## [What is needed]
Copy every entry word for word, but skip the pictures.

Stored records:
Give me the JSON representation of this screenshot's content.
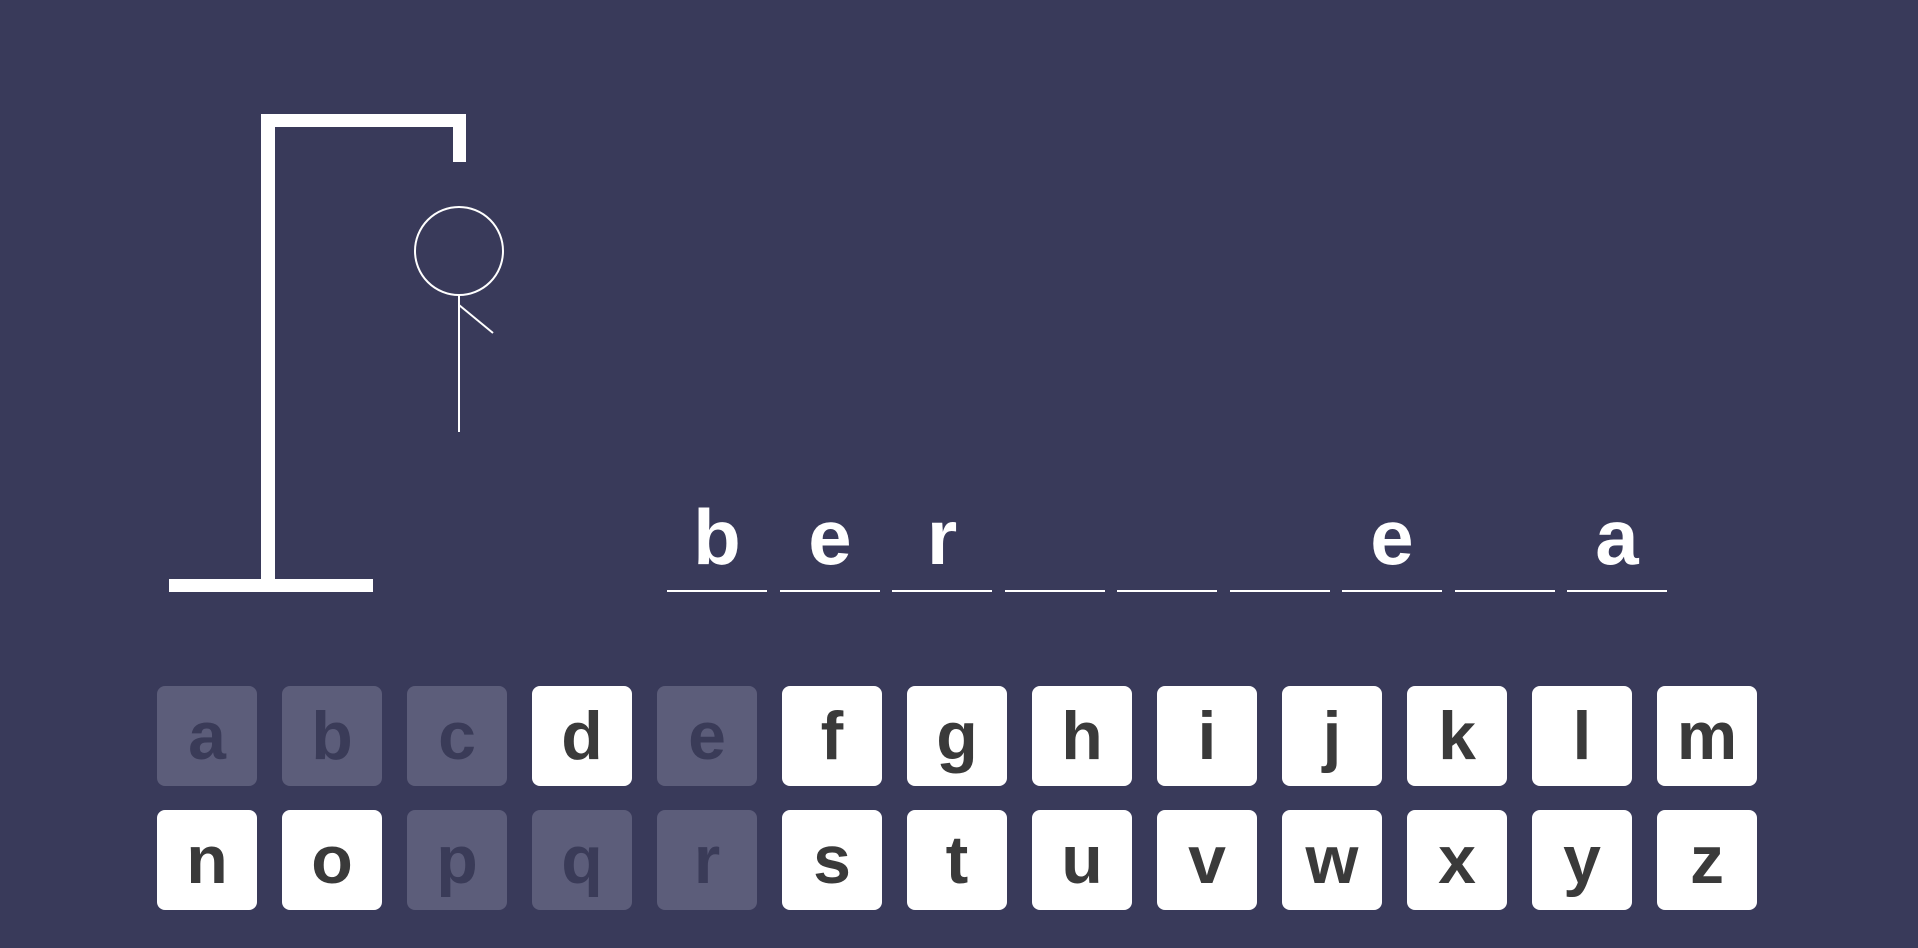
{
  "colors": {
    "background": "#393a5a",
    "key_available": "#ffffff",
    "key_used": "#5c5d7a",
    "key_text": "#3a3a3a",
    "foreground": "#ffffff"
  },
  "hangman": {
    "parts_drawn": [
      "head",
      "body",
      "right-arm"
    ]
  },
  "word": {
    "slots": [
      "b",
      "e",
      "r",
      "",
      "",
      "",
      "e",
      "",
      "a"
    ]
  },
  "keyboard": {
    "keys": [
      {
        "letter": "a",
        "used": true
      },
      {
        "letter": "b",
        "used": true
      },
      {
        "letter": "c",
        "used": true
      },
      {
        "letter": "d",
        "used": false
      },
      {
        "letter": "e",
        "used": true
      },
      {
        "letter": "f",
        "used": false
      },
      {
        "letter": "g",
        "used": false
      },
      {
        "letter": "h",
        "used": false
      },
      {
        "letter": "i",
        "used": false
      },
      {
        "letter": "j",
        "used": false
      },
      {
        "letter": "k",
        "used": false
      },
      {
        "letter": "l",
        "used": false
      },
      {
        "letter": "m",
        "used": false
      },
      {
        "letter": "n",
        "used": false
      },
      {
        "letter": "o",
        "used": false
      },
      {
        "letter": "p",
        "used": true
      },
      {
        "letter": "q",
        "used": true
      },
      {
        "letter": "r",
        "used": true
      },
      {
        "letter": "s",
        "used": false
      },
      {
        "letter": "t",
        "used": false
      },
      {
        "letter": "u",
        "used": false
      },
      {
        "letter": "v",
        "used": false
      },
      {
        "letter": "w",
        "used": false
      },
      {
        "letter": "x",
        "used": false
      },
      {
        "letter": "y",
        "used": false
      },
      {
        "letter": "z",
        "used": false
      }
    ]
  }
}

## [Full answer]
Give me the JSON representation of this screenshot's content.
{
  "colors": {
    "background": "#393a5a",
    "key_available": "#ffffff",
    "key_used": "#5c5d7a",
    "key_text": "#3a3a3a",
    "foreground": "#ffffff"
  },
  "hangman": {
    "parts_drawn": [
      "head",
      "body",
      "right-arm"
    ]
  },
  "word": {
    "slots": [
      "b",
      "e",
      "r",
      "",
      "",
      "",
      "e",
      "",
      "a"
    ]
  },
  "keyboard": {
    "keys": [
      {
        "letter": "a",
        "used": true
      },
      {
        "letter": "b",
        "used": true
      },
      {
        "letter": "c",
        "used": true
      },
      {
        "letter": "d",
        "used": false
      },
      {
        "letter": "e",
        "used": true
      },
      {
        "letter": "f",
        "used": false
      },
      {
        "letter": "g",
        "used": false
      },
      {
        "letter": "h",
        "used": false
      },
      {
        "letter": "i",
        "used": false
      },
      {
        "letter": "j",
        "used": false
      },
      {
        "letter": "k",
        "used": false
      },
      {
        "letter": "l",
        "used": false
      },
      {
        "letter": "m",
        "used": false
      },
      {
        "letter": "n",
        "used": false
      },
      {
        "letter": "o",
        "used": false
      },
      {
        "letter": "p",
        "used": true
      },
      {
        "letter": "q",
        "used": true
      },
      {
        "letter": "r",
        "used": true
      },
      {
        "letter": "s",
        "used": false
      },
      {
        "letter": "t",
        "used": false
      },
      {
        "letter": "u",
        "used": false
      },
      {
        "letter": "v",
        "used": false
      },
      {
        "letter": "w",
        "used": false
      },
      {
        "letter": "x",
        "used": false
      },
      {
        "letter": "y",
        "used": false
      },
      {
        "letter": "z",
        "used": false
      }
    ]
  }
}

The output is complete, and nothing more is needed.